**Job**
Restate each line word for word. Leave out every picture.

[Structured figure records]
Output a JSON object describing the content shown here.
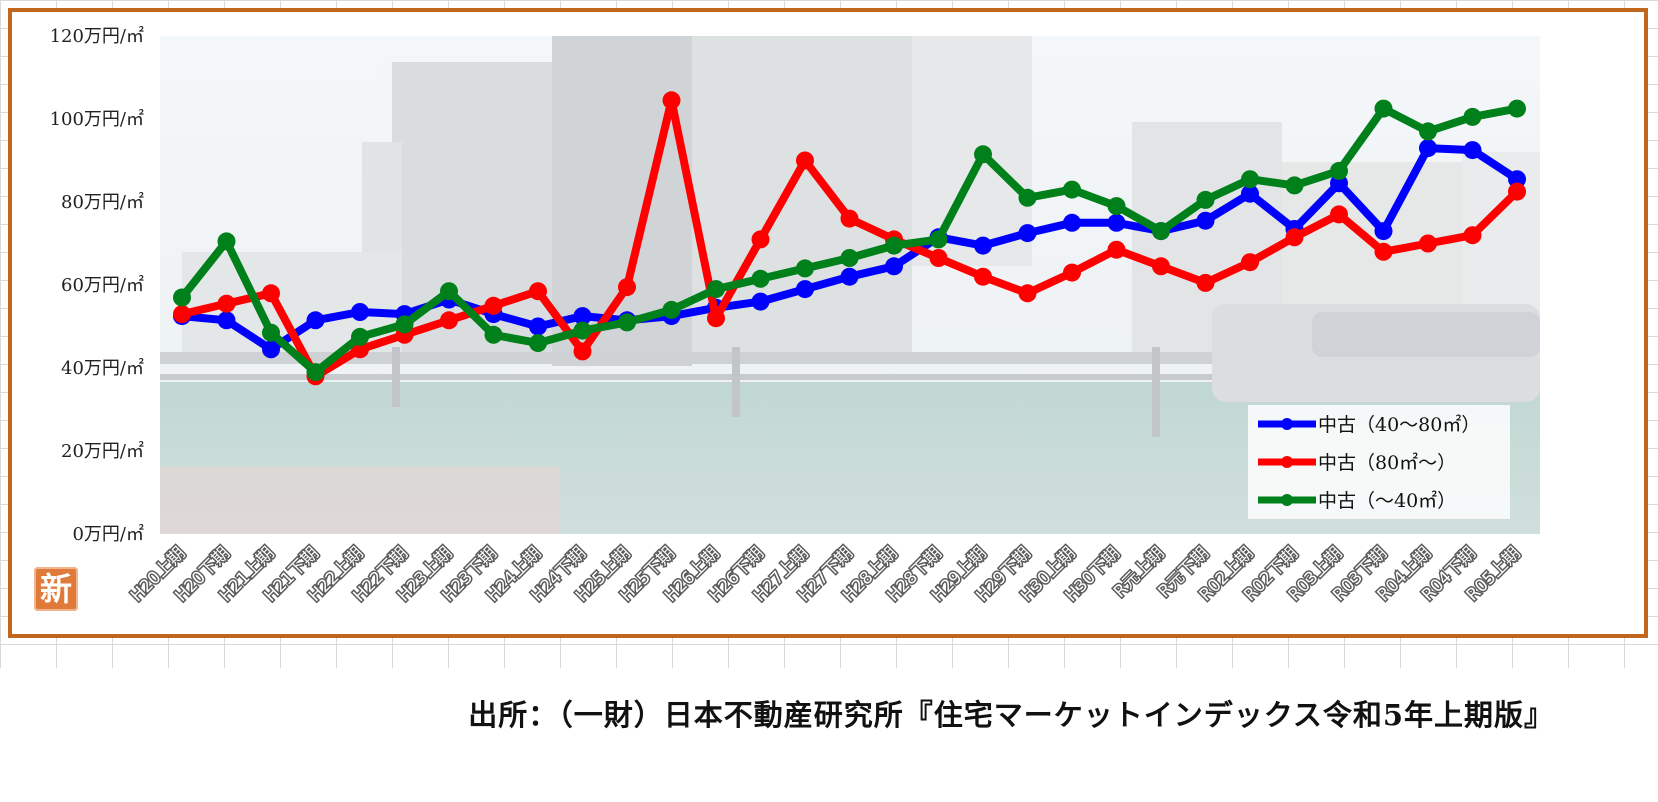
{
  "chart_data": {
    "type": "line",
    "categories": [
      "H20上期",
      "H20下期",
      "H21上期",
      "H21下期",
      "H22上期",
      "H22下期",
      "H23上期",
      "H23下期",
      "H24上期",
      "H24下期",
      "H25上期",
      "H25下期",
      "H26上期",
      "H26下期",
      "H27上期",
      "H27下期",
      "H28上期",
      "H28下期",
      "H29上期",
      "H29下期",
      "H30上期",
      "H30下期",
      "R元上期",
      "R元下期",
      "R02上期",
      "R02下期",
      "R03上期",
      "R03下期",
      "R04上期",
      "R04下期",
      "R05上期"
    ],
    "y_ticks": [
      "0万円/㎡",
      "20万円/㎡",
      "40万円/㎡",
      "60万円/㎡",
      "80万円/㎡",
      "100万円/㎡",
      "120万円/㎡"
    ],
    "ylim": [
      0,
      120
    ],
    "series": [
      {
        "name": "中古（40～80㎡）",
        "color": "#0000ff",
        "values": [
          52.5,
          51.5,
          44.5,
          51.5,
          53.5,
          53,
          56.5,
          53,
          50,
          52.5,
          51.5,
          52.5,
          54.5,
          56,
          59,
          62,
          64.5,
          71.5,
          69.5,
          72.5,
          75,
          75,
          73,
          75.5,
          82,
          73.5,
          84.5,
          73,
          93,
          92.5,
          85.5
        ]
      },
      {
        "name": "中古（80㎡～）",
        "color": "#ff0000",
        "values": [
          53,
          55.5,
          58,
          38,
          44.5,
          48,
          51.5,
          55,
          58.5,
          44,
          59.5,
          104.5,
          52,
          71,
          90,
          76,
          71,
          66.5,
          62,
          58,
          63,
          68.5,
          64.5,
          60.5,
          65.5,
          71.5,
          77,
          68,
          70,
          72,
          82.5
        ]
      },
      {
        "name": "中古（～40㎡）",
        "color": "#00801a",
        "values": [
          57,
          70.5,
          48.5,
          39,
          47.5,
          50.5,
          58.5,
          48,
          46,
          49,
          51,
          54,
          59,
          61.5,
          64,
          66.5,
          69.5,
          71,
          91.5,
          81,
          83,
          79,
          73,
          80.5,
          85.5,
          84,
          87.5,
          102.5,
          97,
          100.5,
          102.5
        ]
      }
    ],
    "legend": "bottom-right",
    "grid": false
  },
  "badge": {
    "label": "新"
  },
  "source": {
    "text": "出所：（一財）日本不動産研究所『住宅マーケットインデックス令和5年上期版』"
  }
}
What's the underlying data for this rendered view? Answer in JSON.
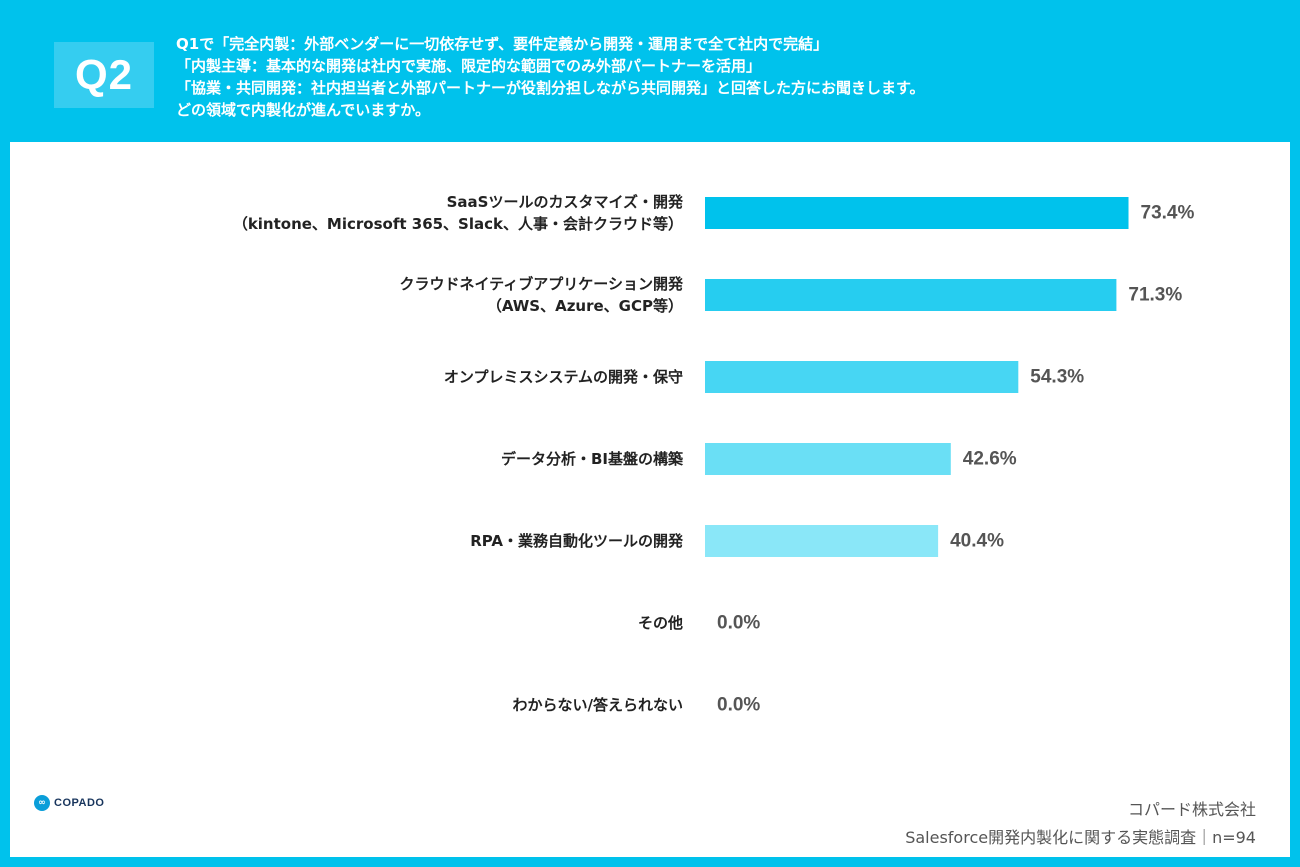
{
  "header": {
    "badge": "Q2",
    "question_lines": [
      "Q1で「完全内製：外部ベンダーに一切依存せず、要件定義から開発・運用まで全て社内で完結」",
      "「内製主導：基本的な開発は社内で実施、限定的な範囲でのみ外部パートナーを活用」",
      "「協業・共同開発：社内担当者と外部パートナーが役割分担しながら共同開発」と回答した方にお聞きします。",
      "どの領域で内製化が進んでいますか。"
    ]
  },
  "chart_data": {
    "type": "bar",
    "orientation": "horizontal",
    "categories": [
      [
        "SaaSツールのカスタマイズ・開発",
        "（kintone、Microsoft 365、Slack、人事・会計クラウド等）"
      ],
      [
        "クラウドネイティブアプリケーション開発",
        "（AWS、Azure、GCP等）"
      ],
      [
        "オンプレミスシステムの開発・保守"
      ],
      [
        "データ分析・BI基盤の構築"
      ],
      [
        "RPA・業務自動化ツールの開発"
      ],
      [
        "その他"
      ],
      [
        "わからない/答えられない"
      ]
    ],
    "values": [
      73.4,
      71.3,
      54.3,
      42.6,
      40.4,
      0.0,
      0.0
    ],
    "value_labels": [
      "73.4%",
      "71.3%",
      "54.3%",
      "42.6%",
      "40.4%",
      "0.0%",
      "0.0%"
    ],
    "bar_colors": [
      "#00c2ec",
      "#26cdf0",
      "#47d6f3",
      "#6adff5",
      "#8ae7f8",
      "#aeeffa",
      "#c8f4fb"
    ],
    "xlim": [
      0,
      100
    ],
    "unit": "%"
  },
  "brand": {
    "logo_text": "COPADO",
    "logo_mark": "∞"
  },
  "footer": {
    "company": "コパード株式会社",
    "survey": "Salesforce開発内製化に関する実態調査｜n=94"
  }
}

**Final answer**
Output a JSON object describing the content shown here.
{
  "chart_data": {
    "type": "line",
    "categories": [
      "H20上期",
      "H20下期",
      "H21上期",
      "H21下期",
      "H22上期",
      "H22下期",
      "H23上期",
      "H23下期",
      "H24上期",
      "H24下期",
      "H25上期",
      "H25下期",
      "H26上期",
      "H26下期",
      "H27上期",
      "H27下期",
      "H28上期",
      "H28下期",
      "H29上期",
      "H29下期",
      "H30上期",
      "H30下期",
      "R元上期",
      "R元下期",
      "R02上期",
      "R02下期",
      "R03上期",
      "R03下期",
      "R04上期",
      "R04下期",
      "R05上期"
    ],
    "y_ticks": [
      "0万円/㎡",
      "20万円/㎡",
      "40万円/㎡",
      "60万円/㎡",
      "80万円/㎡",
      "100万円/㎡",
      "120万円/㎡"
    ],
    "ylim": [
      0,
      120
    ],
    "series": [
      {
        "name": "中古（40～80㎡）",
        "color": "#0000ff",
        "values": [
          52.5,
          51.5,
          44.5,
          51.5,
          53.5,
          53,
          56.5,
          53,
          50,
          52.5,
          51.5,
          52.5,
          54.5,
          56,
          59,
          62,
          64.5,
          71.5,
          69.5,
          72.5,
          75,
          75,
          73,
          75.5,
          82,
          73.5,
          84.5,
          73,
          93,
          92.5,
          85.5
        ]
      },
      {
        "name": "中古（80㎡～）",
        "color": "#ff0000",
        "values": [
          53,
          55.5,
          58,
          38,
          44.5,
          48,
          51.5,
          55,
          58.5,
          44,
          59.5,
          104.5,
          52,
          71,
          90,
          76,
          71,
          66.5,
          62,
          58,
          63,
          68.5,
          64.5,
          60.5,
          65.5,
          71.5,
          77,
          68,
          70,
          72,
          82.5
        ]
      },
      {
        "name": "中古（～40㎡）",
        "color": "#00801a",
        "values": [
          57,
          70.5,
          48.5,
          39,
          47.5,
          50.5,
          58.5,
          48,
          46,
          49,
          51,
          54,
          59,
          61.5,
          64,
          66.5,
          69.5,
          71,
          91.5,
          81,
          83,
          79,
          73,
          80.5,
          85.5,
          84,
          87.5,
          102.5,
          97,
          100.5,
          102.5
        ]
      }
    ],
    "legend": "bottom-right",
    "grid": false
  },
  "badge": {
    "label": "新"
  },
  "source": {
    "text": "出所：（一財）日本不動産研究所『住宅マーケットインデックス令和5年上期版』"
  }
}
What's the underlying data for this rendered view? Answer in JSON.
{
  "header": {
    "badge": "Q2",
    "question_lines": [
      "Q1で「完全内製：外部ベンダーに一切依存せず、要件定義から開発・運用まで全て社内で完結」",
      "「内製主導：基本的な開発は社内で実施、限定的な範囲でのみ外部パートナーを活用」",
      "「協業・共同開発：社内担当者と外部パートナーが役割分担しながら共同開発」と回答した方にお聞きします。",
      "どの領域で内製化が進んでいますか。"
    ]
  },
  "chart_data": {
    "type": "bar",
    "orientation": "horizontal",
    "categories": [
      [
        "SaaSツールのカスタマイズ・開発",
        "（kintone、Microsoft 365、Slack、人事・会計クラウド等）"
      ],
      [
        "クラウドネイティブアプリケーション開発",
        "（AWS、Azure、GCP等）"
      ],
      [
        "オンプレミスシステムの開発・保守"
      ],
      [
        "データ分析・BI基盤の構築"
      ],
      [
        "RPA・業務自動化ツールの開発"
      ],
      [
        "その他"
      ],
      [
        "わからない/答えられない"
      ]
    ],
    "values": [
      73.4,
      71.3,
      54.3,
      42.6,
      40.4,
      0.0,
      0.0
    ],
    "value_labels": [
      "73.4%",
      "71.3%",
      "54.3%",
      "42.6%",
      "40.4%",
      "0.0%",
      "0.0%"
    ],
    "bar_colors": [
      "#00c2ec",
      "#26cdf0",
      "#47d6f3",
      "#6adff5",
      "#8ae7f8",
      "#aeeffa",
      "#c8f4fb"
    ],
    "xlim": [
      0,
      100
    ],
    "unit": "%"
  },
  "brand": {
    "logo_text": "COPADO",
    "logo_mark": "∞"
  },
  "footer": {
    "company": "コパード株式会社",
    "survey": "Salesforce開発内製化に関する実態調査｜n=94"
  }
}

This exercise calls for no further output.